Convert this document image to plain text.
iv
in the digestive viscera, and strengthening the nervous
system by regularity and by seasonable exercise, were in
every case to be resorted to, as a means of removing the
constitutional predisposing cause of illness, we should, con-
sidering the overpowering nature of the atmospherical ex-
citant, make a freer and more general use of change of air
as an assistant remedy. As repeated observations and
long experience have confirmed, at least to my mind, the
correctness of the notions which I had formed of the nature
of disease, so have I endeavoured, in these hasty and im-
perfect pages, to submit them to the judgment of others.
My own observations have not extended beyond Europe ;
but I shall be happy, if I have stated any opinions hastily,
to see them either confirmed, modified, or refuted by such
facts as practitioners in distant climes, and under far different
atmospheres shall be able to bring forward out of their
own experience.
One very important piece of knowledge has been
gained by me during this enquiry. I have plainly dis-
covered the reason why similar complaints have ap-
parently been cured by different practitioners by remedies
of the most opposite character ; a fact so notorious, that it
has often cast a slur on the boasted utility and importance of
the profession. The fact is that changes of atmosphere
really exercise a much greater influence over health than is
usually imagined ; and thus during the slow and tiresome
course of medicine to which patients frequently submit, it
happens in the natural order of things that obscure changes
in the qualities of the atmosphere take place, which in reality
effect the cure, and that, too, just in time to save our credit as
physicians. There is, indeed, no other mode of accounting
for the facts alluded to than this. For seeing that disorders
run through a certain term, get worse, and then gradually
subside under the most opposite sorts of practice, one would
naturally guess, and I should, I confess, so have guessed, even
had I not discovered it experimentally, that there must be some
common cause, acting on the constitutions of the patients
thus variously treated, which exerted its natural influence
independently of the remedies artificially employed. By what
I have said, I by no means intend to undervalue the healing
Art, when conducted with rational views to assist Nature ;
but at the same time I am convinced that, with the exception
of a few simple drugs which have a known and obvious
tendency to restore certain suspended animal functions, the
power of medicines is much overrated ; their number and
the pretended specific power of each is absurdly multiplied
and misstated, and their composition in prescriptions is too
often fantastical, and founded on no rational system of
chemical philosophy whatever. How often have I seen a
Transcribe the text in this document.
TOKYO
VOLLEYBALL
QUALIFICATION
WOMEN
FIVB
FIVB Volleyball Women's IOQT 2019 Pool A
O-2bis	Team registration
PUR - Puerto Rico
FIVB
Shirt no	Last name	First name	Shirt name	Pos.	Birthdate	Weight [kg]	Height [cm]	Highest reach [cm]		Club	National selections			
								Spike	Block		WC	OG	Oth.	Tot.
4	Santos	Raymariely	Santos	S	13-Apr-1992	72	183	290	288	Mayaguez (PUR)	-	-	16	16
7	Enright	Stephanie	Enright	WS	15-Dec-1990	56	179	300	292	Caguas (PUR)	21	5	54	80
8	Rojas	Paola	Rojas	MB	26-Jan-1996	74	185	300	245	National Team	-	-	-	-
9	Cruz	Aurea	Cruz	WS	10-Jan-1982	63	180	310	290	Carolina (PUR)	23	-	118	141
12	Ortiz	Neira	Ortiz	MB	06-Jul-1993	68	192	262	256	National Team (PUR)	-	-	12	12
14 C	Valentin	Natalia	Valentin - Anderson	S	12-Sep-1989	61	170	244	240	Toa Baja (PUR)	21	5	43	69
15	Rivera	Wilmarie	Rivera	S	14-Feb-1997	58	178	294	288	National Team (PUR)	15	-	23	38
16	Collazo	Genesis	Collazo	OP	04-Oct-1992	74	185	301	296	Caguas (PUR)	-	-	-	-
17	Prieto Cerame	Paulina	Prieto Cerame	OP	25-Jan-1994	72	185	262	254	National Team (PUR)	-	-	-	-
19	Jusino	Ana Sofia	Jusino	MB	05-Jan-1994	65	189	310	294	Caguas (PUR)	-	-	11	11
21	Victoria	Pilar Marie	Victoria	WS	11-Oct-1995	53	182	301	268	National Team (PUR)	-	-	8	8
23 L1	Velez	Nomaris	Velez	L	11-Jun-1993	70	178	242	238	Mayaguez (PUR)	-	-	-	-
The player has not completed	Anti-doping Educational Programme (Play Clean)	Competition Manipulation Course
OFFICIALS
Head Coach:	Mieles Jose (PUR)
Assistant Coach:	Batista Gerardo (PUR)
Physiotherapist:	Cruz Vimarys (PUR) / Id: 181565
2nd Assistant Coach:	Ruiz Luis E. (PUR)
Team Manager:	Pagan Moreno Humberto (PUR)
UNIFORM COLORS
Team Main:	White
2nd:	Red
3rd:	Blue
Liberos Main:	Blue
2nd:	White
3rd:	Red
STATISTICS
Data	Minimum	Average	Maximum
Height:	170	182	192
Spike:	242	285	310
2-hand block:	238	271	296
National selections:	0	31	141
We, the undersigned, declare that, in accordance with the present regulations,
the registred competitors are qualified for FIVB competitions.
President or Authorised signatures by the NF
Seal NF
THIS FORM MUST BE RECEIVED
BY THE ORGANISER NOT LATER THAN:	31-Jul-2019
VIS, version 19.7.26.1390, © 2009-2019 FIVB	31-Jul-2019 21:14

══════════

Return the data above in full. Keep every line exactly as it is.

### [ANSWER BELOW]
Convert this document image to plain text.
iv
in the digestive viscera, and strengthening the nervous
system by regularity and by seasonable exercise, were in
every case to be resorted to, as a means of removing the
constitutional predisposing cause of illness, we should, con-
sidering the overpowering nature of the atmospherical ex-
citant, make a freer and more general use of change of air
as an assistant remedy. As repeated observations and
long experience have confirmed, at least to my mind, the
correctness of the notions which I had formed of the nature
of disease, so have I endeavoured, in these hasty and im-
perfect pages, to submit them to the judgment of others.
My own observations have not extended beyond Europe ;
but I shall be happy, if I have stated any opinions hastily,
to see them either confirmed, modified, or refuted by such
facts as practitioners in distant climes, and under far different
atmospheres shall be able to bring forward out of their
own experience.
One very important piece of knowledge has been
gained by me during this enquiry. I have plainly dis-
covered the reason why similar complaints have ap-
parently been cured by different practitioners by remedies
of the most opposite character ; a fact so notorious, that it
has often cast a slur on the boasted utility and importance of
the profession. The fact is that changes of atmosphere
really exercise a much greater influence over health than is
usually imagined ; and thus during the slow and tiresome
course of medicine to which patients frequently submit, it
happens in the natural order of things that obscure changes
in the qualities of the atmosphere take place, which in reality
effect the cure, and that, too, just in time to save our credit as
physicians. There is, indeed, no other mode of accounting
for the facts alluded to than this. For seeing that disorders
run through a certain term, get worse, and then gradually
subside under the most opposite sorts of practice, one would
naturally guess, and I should, I confess, so have guessed, even
had I not discovered it experimentally, that there must be some
common cause, acting on the constitutions of the patients
thus variously treated, which exerted its natural influence
independently of the remedies artificially employed. By what
I have said, I by no means intend to undervalue the healing
Art, when conducted with rational views to assist Nature ;
but at the same time I am convinced that, with the exception
of a few simple drugs which have a known and obvious
tendency to restore certain suspended animal functions, the
power of medicines is much overrated ; their number and
the pretended specific power of each is absurdly multiplied
and misstated, and their composition in prescriptions is too
often fantastical, and founded on no rational system of
chemical philosophy whatever. How often have I seen a
Transcribe the text in this document.
TOKYO
VOLLEYBALL
QUALIFICATION
WOMEN
FIVB
FIVB Volleyball Women's IOQT 2019 Pool A
O-2bis	Team registration
PUR - Puerto Rico
FIVB
Shirt no	Last name	First name	Shirt name	Pos.	Birthdate	Weight [kg]	Height [cm]	Highest reach [cm]		Club	National selections			
								Spike	Block		WC	OG	Oth.	Tot.
4	Santos	Raymariely	Santos	S	13-Apr-1992	72	183	290	288	Mayaguez (PUR)	-	-	16	16
7	Enright	Stephanie	Enright	WS	15-Dec-1990	56	179	300	292	Caguas (PUR)	21	5	54	80
8	Rojas	Paola	Rojas	MB	26-Jan-1996	74	185	300	245	National Team	-	-	-	-
9	Cruz	Aurea	Cruz	WS	10-Jan-1982	63	180	310	290	Carolina (PUR)	23	-	118	141
12	Ortiz	Neira	Ortiz	MB	06-Jul-1993	68	192	262	256	National Team (PUR)	-	-	12	12
14 C	Valentin	Natalia	Valentin - Anderson	S	12-Sep-1989	61	170	244	240	Toa Baja (PUR)	21	5	43	69
15	Rivera	Wilmarie	Rivera	S	14-Feb-1997	58	178	294	288	National Team (PUR)	15	-	23	38
16	Collazo	Genesis	Collazo	OP	04-Oct-1992	74	185	301	296	Caguas (PUR)	-	-	-	-
17	Prieto Cerame	Paulina	Prieto Cerame	OP	25-Jan-1994	72	185	262	254	National Team (PUR)	-	-	-	-
19	Jusino	Ana Sofia	Jusino	MB	05-Jan-1994	65	189	310	294	Caguas (PUR)	-	-	11	11
21	Victoria	Pilar Marie	Victoria	WS	11-Oct-1995	53	182	301	268	National Team (PUR)	-	-	8	8
23 L1	Velez	Nomaris	Velez	L	11-Jun-1993	70	178	242	238	Mayaguez (PUR)	-	-	-	-
The player has not completed	Anti-doping Educational Programme (Play Clean)	Competition Manipulation Course
OFFICIALS
Head Coach:	Mieles Jose (PUR)
Assistant Coach:	Batista Gerardo (PUR)
Physiotherapist:	Cruz Vimarys (PUR) / Id: 181565
2nd Assistant Coach:	Ruiz Luis E. (PUR)
Team Manager:	Pagan Moreno Humberto (PUR)
UNIFORM COLORS
Team Main:	White
2nd:	Red
3rd:	Blue
Liberos Main:	Blue
2nd:	White
3rd:	Red
STATISTICS
Data	Minimum	Average	Maximum
Height:	170	182	192
Spike:	242	285	310
2-hand block:	238	271	296
National selections:	0	31	141
We, the undersigned, declare that, in accordance with the present regulations,
the registred competitors are qualified for FIVB competitions.
President or Authorised signatures by the NF
Seal NF
THIS FORM MUST BE RECEIVED
BY THE ORGANISER NOT LATER THAN:	31-Jul-2019
VIS, version 19.7.26.1390, © 2009-2019 FIVB	31-Jul-2019 21:14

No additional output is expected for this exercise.